- [Required work] Drop all images and give the records again exactly.

※

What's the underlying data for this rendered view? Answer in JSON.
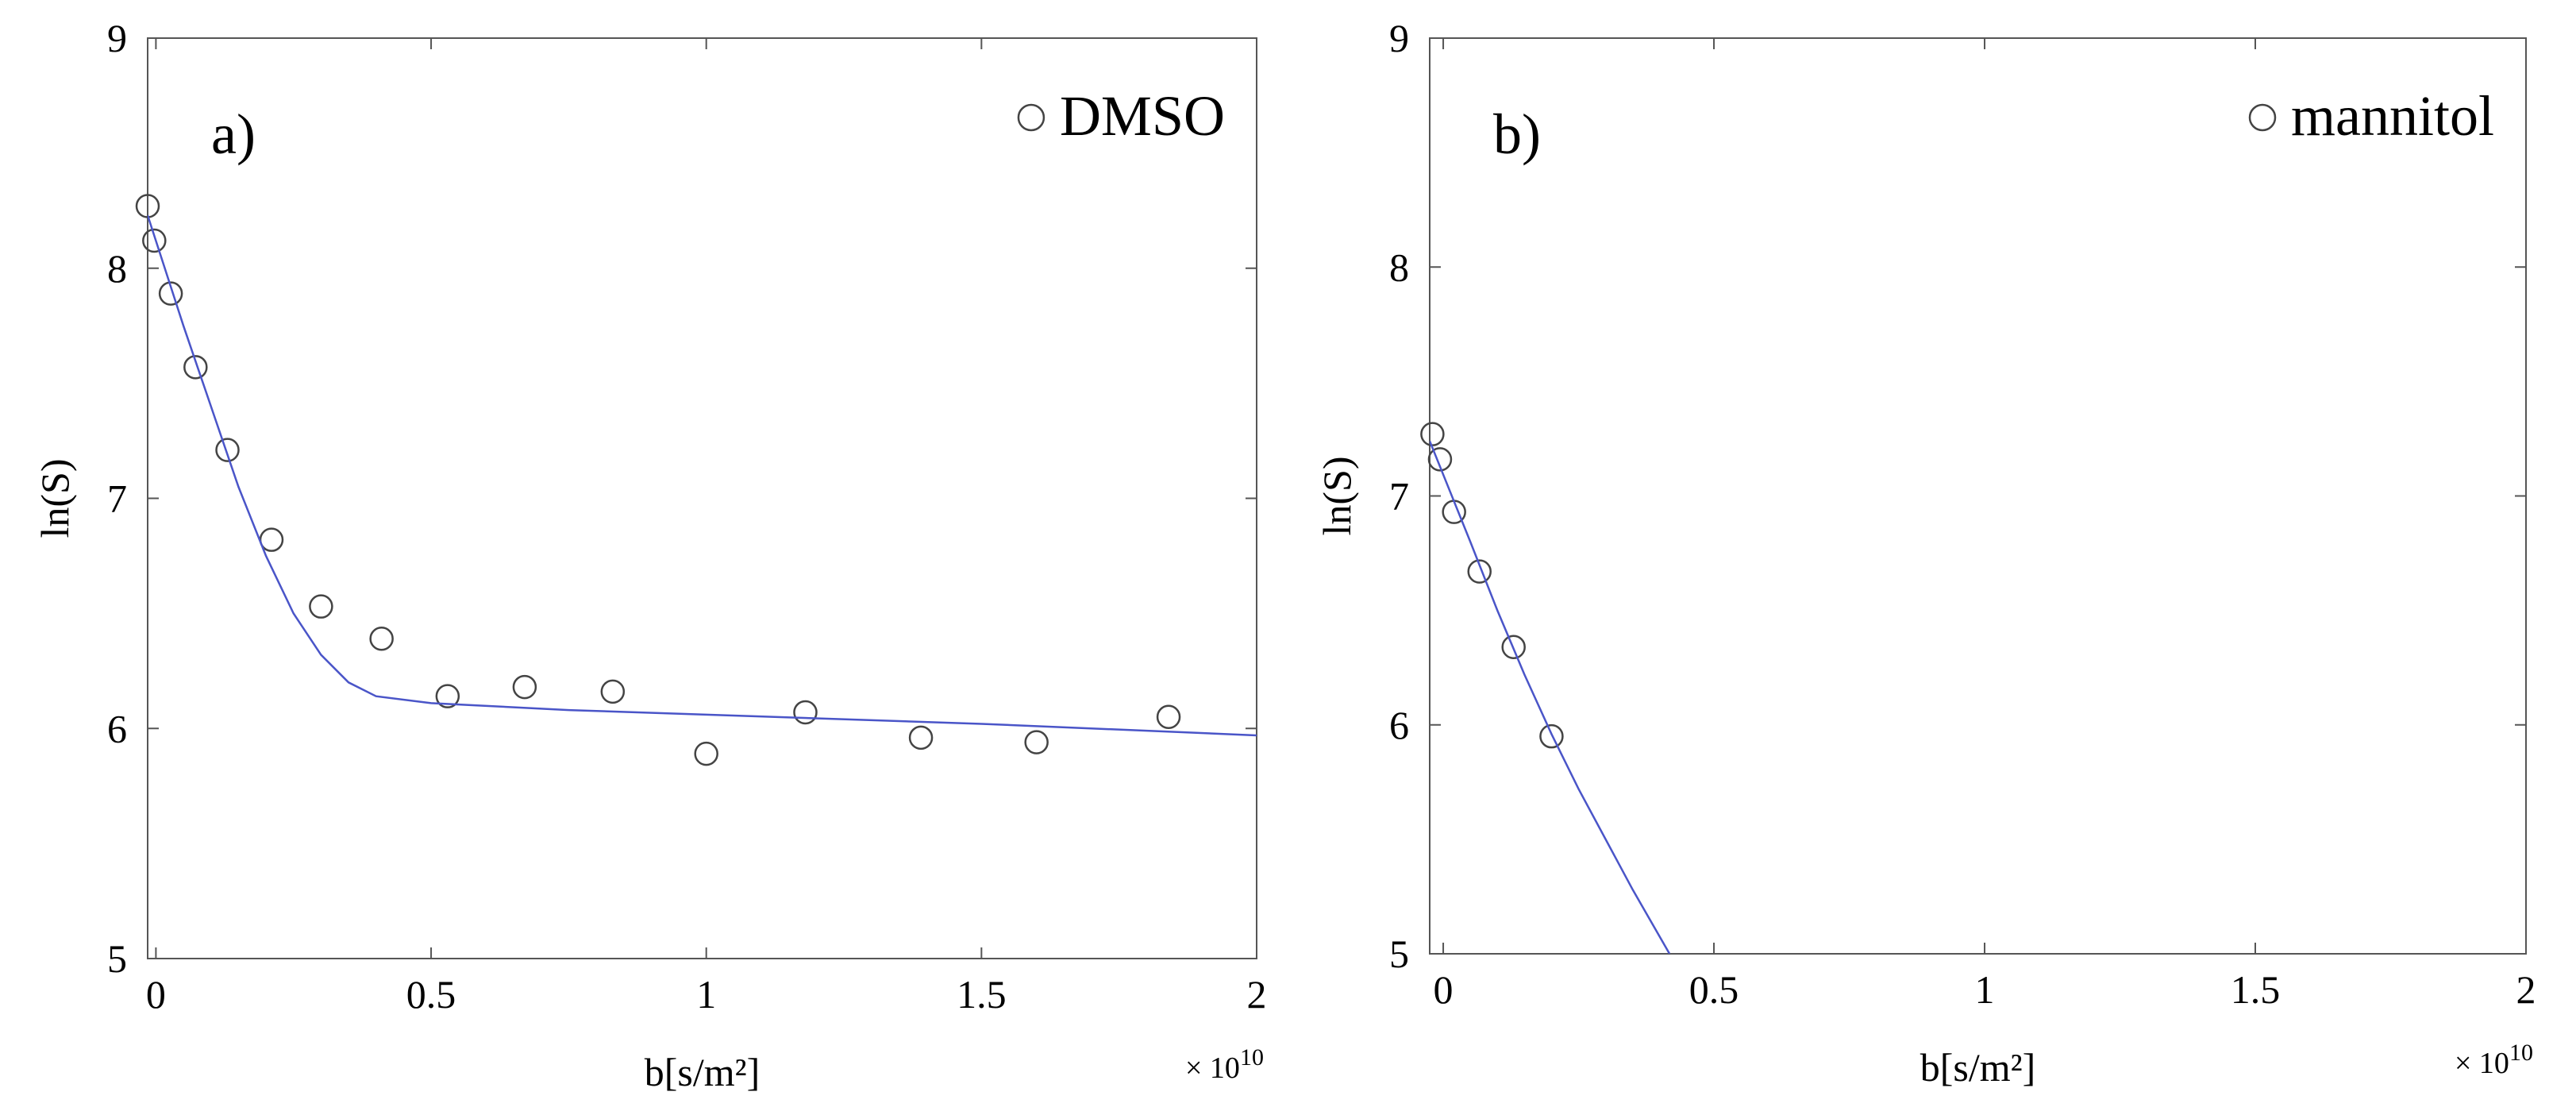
{
  "chart_data": [
    {
      "type": "scatter",
      "annotation": "a)",
      "ylabel": "ln(S)",
      "xlabel": "b[s/m²]",
      "x_multiplier": {
        "base": "× 10",
        "exponent": "10"
      },
      "xlim": [
        -0.015,
        2.0
      ],
      "ylim": [
        5,
        9
      ],
      "xticks": [
        0,
        0.5,
        1,
        1.5,
        2
      ],
      "yticks": [
        5,
        6,
        7,
        8,
        9
      ],
      "legend": "upper right",
      "series": [
        {
          "name": "DMSO",
          "color": "#444444",
          "marker": "open-circle",
          "x": [
            -0.015,
            -0.003,
            0.027,
            0.072,
            0.13,
            0.21,
            0.3,
            0.41,
            0.53,
            0.67,
            0.83,
            1.0,
            1.18,
            1.39,
            1.6,
            1.84
          ],
          "values": [
            8.27,
            8.12,
            7.89,
            7.57,
            7.21,
            6.82,
            6.53,
            6.39,
            6.14,
            6.18,
            6.16,
            5.89,
            6.07,
            5.96,
            5.94,
            6.05
          ]
        },
        {
          "color": "#4a55c8",
          "style": "line",
          "x": [
            -0.015,
            0.05,
            0.1,
            0.15,
            0.2,
            0.25,
            0.3,
            0.35,
            0.4,
            0.5,
            0.75,
            1,
            1.5,
            2.0
          ],
          "values": [
            8.23,
            7.75,
            7.4,
            7.05,
            6.75,
            6.5,
            6.32,
            6.2,
            6.14,
            6.11,
            6.08,
            6.06,
            6.02,
            5.97
          ]
        }
      ]
    },
    {
      "type": "scatter",
      "annotation": "b)",
      "ylabel": "ln(S)",
      "xlabel": "b[s/m²]",
      "x_multiplier": {
        "base": "× 10",
        "exponent": "10"
      },
      "xlim": [
        -0.025,
        2.0
      ],
      "ylim": [
        5,
        9
      ],
      "xticks": [
        0,
        0.5,
        1,
        1.5,
        2
      ],
      "yticks": [
        5,
        6,
        7,
        8,
        9
      ],
      "legend": "upper right",
      "series": [
        {
          "name": "mannitol",
          "color": "#444444",
          "marker": "open-circle",
          "x": [
            -0.02,
            -0.006,
            0.02,
            0.067,
            0.13,
            0.2
          ],
          "values": [
            7.27,
            7.16,
            6.93,
            6.67,
            6.34,
            5.95
          ]
        },
        {
          "color": "#4a55c8",
          "style": "line",
          "x": [
            -0.025,
            0.05,
            0.1,
            0.15,
            0.2,
            0.25,
            0.3,
            0.35,
            0.418
          ],
          "values": [
            7.24,
            6.8,
            6.5,
            6.22,
            5.96,
            5.72,
            5.5,
            5.28,
            5.0
          ]
        }
      ]
    }
  ]
}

※

- [Task output]
What's the underlying data for this rendered view? Answer in JSON.
{
  "chart_data": [
    {
      "type": "scatter",
      "annotation": "a)",
      "ylabel": "ln(S)",
      "xlabel": "b[s/m²]",
      "x_multiplier": {
        "base": "× 10",
        "exponent": "10"
      },
      "xlim": [
        -0.015,
        2.0
      ],
      "ylim": [
        5,
        9
      ],
      "xticks": [
        0,
        0.5,
        1,
        1.5,
        2
      ],
      "yticks": [
        5,
        6,
        7,
        8,
        9
      ],
      "legend": "upper right",
      "series": [
        {
          "name": "DMSO",
          "color": "#444444",
          "marker": "open-circle",
          "x": [
            -0.015,
            -0.003,
            0.027,
            0.072,
            0.13,
            0.21,
            0.3,
            0.41,
            0.53,
            0.67,
            0.83,
            1.0,
            1.18,
            1.39,
            1.6,
            1.84
          ],
          "values": [
            8.27,
            8.12,
            7.89,
            7.57,
            7.21,
            6.82,
            6.53,
            6.39,
            6.14,
            6.18,
            6.16,
            5.89,
            6.07,
            5.96,
            5.94,
            6.05
          ]
        },
        {
          "color": "#4a55c8",
          "style": "line",
          "x": [
            -0.015,
            0.05,
            0.1,
            0.15,
            0.2,
            0.25,
            0.3,
            0.35,
            0.4,
            0.5,
            0.75,
            1,
            1.5,
            2.0
          ],
          "values": [
            8.23,
            7.75,
            7.4,
            7.05,
            6.75,
            6.5,
            6.32,
            6.2,
            6.14,
            6.11,
            6.08,
            6.06,
            6.02,
            5.97
          ]
        }
      ]
    },
    {
      "type": "scatter",
      "annotation": "b)",
      "ylabel": "ln(S)",
      "xlabel": "b[s/m²]",
      "x_multiplier": {
        "base": "× 10",
        "exponent": "10"
      },
      "xlim": [
        -0.025,
        2.0
      ],
      "ylim": [
        5,
        9
      ],
      "xticks": [
        0,
        0.5,
        1,
        1.5,
        2
      ],
      "yticks": [
        5,
        6,
        7,
        8,
        9
      ],
      "legend": "upper right",
      "series": [
        {
          "name": "mannitol",
          "color": "#444444",
          "marker": "open-circle",
          "x": [
            -0.02,
            -0.006,
            0.02,
            0.067,
            0.13,
            0.2
          ],
          "values": [
            7.27,
            7.16,
            6.93,
            6.67,
            6.34,
            5.95
          ]
        },
        {
          "color": "#4a55c8",
          "style": "line",
          "x": [
            -0.025,
            0.05,
            0.1,
            0.15,
            0.2,
            0.25,
            0.3,
            0.35,
            0.418
          ],
          "values": [
            7.24,
            6.8,
            6.5,
            6.22,
            5.96,
            5.72,
            5.5,
            5.28,
            5.0
          ]
        }
      ]
    }
  ]
}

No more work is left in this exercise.